__Short exercise__.
Copy each line that contains the word "Extract".

__Dataset__.
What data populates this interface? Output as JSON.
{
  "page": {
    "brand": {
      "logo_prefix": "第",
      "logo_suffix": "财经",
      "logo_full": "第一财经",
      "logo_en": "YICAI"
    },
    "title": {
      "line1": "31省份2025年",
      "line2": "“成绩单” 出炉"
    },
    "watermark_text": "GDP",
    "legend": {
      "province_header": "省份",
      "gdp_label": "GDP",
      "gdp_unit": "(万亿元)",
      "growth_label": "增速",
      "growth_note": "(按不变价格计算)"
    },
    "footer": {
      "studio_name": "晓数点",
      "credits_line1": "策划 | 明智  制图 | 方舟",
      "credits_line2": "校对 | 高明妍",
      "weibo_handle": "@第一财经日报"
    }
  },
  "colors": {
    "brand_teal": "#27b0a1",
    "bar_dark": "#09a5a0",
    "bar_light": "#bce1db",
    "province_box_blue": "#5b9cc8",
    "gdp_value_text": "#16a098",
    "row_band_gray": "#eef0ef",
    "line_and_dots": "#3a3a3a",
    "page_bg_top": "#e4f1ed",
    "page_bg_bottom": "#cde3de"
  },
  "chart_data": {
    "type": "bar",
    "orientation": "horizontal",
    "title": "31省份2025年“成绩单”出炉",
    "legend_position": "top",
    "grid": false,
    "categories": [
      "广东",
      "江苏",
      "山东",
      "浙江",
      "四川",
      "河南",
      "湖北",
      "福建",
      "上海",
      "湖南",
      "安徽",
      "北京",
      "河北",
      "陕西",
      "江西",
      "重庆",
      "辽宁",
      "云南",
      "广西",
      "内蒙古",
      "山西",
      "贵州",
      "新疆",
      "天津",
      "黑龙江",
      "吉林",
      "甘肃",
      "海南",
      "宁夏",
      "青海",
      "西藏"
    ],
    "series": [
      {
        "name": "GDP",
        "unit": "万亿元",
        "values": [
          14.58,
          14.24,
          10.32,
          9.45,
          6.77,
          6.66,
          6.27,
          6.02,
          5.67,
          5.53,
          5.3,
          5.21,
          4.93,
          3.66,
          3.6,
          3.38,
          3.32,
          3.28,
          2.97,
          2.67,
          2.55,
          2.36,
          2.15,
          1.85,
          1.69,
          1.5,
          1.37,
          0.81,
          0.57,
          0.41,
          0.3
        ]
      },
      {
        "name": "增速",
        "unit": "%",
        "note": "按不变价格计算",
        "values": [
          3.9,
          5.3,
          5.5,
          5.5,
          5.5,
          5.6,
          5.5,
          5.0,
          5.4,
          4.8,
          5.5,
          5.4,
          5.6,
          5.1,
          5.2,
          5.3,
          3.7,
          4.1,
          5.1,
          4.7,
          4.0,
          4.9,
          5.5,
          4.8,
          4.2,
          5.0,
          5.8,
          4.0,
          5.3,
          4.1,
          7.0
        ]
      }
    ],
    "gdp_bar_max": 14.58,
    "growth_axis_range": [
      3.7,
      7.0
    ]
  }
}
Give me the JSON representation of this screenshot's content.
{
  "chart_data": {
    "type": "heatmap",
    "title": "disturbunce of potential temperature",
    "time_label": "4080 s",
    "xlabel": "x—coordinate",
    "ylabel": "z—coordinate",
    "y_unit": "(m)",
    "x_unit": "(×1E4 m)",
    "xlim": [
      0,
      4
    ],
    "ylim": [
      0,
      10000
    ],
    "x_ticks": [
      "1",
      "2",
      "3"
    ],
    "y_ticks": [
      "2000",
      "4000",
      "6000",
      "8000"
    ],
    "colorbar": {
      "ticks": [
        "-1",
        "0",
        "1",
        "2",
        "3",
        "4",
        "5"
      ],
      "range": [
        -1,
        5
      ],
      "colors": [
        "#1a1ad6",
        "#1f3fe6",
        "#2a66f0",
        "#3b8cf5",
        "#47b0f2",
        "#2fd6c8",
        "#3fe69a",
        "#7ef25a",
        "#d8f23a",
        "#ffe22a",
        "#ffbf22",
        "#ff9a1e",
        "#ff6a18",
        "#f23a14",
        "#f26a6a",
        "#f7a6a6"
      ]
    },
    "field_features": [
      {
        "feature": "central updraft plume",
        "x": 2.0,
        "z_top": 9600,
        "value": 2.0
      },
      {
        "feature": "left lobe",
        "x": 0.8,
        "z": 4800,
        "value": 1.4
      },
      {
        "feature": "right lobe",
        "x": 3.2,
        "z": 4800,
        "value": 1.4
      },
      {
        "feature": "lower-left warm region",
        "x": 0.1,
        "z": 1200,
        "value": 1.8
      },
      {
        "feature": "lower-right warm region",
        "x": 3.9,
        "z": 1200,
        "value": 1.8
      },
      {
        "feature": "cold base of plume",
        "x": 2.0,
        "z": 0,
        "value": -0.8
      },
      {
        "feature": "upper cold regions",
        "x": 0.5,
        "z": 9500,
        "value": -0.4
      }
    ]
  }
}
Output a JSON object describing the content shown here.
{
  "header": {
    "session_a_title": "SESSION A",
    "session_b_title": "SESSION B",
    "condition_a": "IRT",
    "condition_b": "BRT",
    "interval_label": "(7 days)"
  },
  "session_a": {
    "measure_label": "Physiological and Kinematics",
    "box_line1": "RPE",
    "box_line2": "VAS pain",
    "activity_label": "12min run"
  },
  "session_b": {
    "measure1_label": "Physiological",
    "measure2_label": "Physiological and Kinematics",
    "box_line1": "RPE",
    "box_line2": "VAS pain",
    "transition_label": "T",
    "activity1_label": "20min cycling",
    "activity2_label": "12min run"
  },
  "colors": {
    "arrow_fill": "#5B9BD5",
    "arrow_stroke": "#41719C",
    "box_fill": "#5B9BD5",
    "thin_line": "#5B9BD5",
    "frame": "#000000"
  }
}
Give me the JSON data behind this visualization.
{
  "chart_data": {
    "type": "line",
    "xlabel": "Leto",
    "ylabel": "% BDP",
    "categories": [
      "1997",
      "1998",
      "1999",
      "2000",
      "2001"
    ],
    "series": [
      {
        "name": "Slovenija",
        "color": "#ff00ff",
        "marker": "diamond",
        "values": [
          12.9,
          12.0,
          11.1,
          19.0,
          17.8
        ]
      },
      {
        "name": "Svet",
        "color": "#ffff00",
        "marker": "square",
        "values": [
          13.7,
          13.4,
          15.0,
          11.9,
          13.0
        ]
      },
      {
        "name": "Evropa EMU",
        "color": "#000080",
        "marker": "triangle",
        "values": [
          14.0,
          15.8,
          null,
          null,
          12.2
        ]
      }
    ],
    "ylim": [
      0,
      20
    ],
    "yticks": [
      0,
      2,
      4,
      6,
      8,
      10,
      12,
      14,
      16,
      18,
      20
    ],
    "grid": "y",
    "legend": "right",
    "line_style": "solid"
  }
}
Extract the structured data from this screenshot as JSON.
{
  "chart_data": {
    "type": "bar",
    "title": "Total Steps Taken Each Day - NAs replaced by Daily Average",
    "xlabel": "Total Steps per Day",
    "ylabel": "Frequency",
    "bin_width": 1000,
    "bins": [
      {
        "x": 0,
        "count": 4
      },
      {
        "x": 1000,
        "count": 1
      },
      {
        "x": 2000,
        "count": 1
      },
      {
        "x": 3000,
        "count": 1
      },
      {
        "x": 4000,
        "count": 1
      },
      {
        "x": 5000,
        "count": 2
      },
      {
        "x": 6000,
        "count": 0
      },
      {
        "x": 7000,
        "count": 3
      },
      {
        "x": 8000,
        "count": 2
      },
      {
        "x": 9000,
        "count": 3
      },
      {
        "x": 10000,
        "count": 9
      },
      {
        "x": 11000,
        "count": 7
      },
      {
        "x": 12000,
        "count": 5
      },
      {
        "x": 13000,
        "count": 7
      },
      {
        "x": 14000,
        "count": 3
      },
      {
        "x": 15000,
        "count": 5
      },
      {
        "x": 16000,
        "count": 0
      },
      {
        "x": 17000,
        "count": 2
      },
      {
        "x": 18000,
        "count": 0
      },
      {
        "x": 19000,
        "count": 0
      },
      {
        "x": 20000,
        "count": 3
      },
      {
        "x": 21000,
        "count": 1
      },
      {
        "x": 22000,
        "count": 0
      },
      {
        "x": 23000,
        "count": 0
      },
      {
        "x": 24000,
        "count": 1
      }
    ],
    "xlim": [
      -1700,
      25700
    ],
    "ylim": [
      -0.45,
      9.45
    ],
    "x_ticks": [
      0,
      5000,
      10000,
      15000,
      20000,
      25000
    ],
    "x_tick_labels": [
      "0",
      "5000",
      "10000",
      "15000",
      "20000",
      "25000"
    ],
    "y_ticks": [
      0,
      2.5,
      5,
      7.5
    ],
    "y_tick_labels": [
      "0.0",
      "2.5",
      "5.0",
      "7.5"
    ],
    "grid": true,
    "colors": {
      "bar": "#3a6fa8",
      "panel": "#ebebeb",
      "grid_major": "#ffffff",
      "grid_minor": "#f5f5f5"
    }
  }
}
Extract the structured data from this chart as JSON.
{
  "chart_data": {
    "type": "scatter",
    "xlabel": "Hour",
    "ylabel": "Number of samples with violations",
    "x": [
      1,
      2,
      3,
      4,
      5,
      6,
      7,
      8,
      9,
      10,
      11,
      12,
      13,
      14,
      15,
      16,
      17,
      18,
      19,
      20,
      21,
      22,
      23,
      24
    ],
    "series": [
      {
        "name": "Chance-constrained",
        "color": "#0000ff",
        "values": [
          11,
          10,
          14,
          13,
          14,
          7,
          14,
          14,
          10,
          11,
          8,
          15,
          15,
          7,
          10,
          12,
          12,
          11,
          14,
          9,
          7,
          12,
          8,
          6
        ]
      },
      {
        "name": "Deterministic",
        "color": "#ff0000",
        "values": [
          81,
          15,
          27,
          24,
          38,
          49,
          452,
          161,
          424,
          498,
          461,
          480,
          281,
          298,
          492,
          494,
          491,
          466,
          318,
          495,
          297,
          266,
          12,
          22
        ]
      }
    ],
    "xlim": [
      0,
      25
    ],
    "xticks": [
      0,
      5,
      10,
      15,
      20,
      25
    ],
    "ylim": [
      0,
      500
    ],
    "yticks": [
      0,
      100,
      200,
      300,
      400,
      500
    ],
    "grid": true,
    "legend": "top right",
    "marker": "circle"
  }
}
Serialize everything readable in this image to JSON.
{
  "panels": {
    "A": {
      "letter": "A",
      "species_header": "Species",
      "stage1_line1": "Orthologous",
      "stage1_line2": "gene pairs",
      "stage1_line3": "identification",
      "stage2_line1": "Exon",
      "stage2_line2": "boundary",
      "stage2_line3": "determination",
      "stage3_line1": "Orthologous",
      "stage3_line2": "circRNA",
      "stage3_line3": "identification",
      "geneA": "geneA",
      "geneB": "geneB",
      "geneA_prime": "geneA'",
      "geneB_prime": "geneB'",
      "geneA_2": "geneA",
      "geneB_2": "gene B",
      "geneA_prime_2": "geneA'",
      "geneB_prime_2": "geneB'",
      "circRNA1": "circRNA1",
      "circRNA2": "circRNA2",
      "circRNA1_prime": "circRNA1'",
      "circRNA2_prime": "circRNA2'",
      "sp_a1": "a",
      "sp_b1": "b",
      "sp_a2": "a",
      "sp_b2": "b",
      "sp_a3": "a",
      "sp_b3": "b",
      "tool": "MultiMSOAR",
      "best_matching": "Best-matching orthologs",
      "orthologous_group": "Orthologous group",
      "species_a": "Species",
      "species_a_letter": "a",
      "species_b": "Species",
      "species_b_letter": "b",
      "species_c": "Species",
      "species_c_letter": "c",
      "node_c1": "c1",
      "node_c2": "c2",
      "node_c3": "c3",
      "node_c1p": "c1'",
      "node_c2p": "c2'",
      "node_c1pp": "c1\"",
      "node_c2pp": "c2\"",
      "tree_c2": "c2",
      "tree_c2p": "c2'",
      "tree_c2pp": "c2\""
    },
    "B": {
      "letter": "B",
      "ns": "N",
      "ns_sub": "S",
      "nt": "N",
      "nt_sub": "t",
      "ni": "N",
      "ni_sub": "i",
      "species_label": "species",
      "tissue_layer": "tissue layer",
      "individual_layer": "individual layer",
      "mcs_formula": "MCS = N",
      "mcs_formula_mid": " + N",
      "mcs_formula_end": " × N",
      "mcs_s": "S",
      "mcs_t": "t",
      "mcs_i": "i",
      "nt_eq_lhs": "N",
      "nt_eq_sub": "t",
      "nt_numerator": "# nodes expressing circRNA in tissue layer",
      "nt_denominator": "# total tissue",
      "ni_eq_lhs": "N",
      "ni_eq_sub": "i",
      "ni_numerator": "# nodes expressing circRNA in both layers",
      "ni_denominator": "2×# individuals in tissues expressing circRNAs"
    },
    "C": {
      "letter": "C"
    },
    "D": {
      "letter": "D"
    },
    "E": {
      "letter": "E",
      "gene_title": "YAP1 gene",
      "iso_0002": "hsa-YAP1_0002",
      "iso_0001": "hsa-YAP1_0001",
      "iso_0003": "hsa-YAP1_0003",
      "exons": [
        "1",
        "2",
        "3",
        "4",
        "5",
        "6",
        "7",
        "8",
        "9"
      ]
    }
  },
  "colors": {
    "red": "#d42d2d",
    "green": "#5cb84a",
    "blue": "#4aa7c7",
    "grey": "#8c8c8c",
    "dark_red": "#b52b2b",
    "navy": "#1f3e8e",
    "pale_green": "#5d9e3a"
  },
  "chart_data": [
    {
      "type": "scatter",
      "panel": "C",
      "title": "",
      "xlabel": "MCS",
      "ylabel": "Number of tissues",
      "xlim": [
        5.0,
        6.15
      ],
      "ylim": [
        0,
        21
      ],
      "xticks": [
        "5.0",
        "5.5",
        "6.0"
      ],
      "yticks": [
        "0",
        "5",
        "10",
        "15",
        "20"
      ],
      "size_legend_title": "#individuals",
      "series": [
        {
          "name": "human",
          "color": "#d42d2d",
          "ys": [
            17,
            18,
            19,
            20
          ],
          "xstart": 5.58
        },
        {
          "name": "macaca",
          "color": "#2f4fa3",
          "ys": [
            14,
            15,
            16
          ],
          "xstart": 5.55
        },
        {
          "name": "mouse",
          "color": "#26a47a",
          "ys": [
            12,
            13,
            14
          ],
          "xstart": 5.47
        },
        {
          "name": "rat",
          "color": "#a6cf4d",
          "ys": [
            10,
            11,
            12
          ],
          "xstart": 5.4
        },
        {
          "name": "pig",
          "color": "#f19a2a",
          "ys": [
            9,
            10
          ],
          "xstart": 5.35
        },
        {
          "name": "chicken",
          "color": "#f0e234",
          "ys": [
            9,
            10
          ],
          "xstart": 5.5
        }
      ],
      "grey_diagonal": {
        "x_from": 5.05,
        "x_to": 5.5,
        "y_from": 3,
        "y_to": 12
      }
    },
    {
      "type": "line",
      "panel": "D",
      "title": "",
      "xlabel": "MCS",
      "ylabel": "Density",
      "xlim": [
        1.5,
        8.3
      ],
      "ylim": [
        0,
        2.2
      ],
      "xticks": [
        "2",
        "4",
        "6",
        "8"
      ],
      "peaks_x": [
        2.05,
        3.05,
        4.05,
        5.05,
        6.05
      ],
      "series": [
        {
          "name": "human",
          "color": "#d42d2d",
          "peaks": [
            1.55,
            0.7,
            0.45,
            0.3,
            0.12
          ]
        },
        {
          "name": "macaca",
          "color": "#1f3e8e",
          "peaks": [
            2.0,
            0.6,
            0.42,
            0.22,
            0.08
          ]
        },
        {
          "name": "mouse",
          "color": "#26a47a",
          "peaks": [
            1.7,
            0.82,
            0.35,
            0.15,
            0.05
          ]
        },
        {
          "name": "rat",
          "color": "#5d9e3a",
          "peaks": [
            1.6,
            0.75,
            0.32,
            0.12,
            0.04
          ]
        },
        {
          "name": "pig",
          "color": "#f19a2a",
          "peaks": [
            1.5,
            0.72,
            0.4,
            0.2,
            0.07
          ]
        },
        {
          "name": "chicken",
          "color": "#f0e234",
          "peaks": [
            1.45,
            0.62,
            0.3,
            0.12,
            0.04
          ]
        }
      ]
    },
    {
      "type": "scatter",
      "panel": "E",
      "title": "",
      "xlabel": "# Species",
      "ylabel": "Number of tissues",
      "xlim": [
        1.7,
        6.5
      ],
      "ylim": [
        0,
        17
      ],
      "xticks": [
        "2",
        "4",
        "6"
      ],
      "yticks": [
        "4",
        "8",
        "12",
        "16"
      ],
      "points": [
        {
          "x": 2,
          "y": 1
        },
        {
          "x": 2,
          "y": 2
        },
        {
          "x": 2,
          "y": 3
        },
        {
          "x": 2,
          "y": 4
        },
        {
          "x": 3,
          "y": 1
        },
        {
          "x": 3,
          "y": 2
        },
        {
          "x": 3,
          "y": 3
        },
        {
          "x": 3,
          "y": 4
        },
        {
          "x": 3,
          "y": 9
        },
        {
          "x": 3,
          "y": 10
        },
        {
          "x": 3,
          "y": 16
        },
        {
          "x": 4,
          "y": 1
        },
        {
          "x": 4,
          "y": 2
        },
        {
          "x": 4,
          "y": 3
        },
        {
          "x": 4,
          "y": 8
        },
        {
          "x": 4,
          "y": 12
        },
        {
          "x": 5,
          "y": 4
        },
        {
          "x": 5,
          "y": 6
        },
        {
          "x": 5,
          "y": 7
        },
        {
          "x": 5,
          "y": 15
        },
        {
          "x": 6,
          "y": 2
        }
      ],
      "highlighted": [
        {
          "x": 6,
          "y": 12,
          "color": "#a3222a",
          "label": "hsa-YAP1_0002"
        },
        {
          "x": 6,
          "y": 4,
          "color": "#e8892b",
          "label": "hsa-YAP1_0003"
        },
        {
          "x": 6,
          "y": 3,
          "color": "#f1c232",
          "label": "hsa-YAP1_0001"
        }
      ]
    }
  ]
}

__Result for this exercise__.
Extract the structured data from this screenshot as JSON.
Extract the structured data from this chart as JSON.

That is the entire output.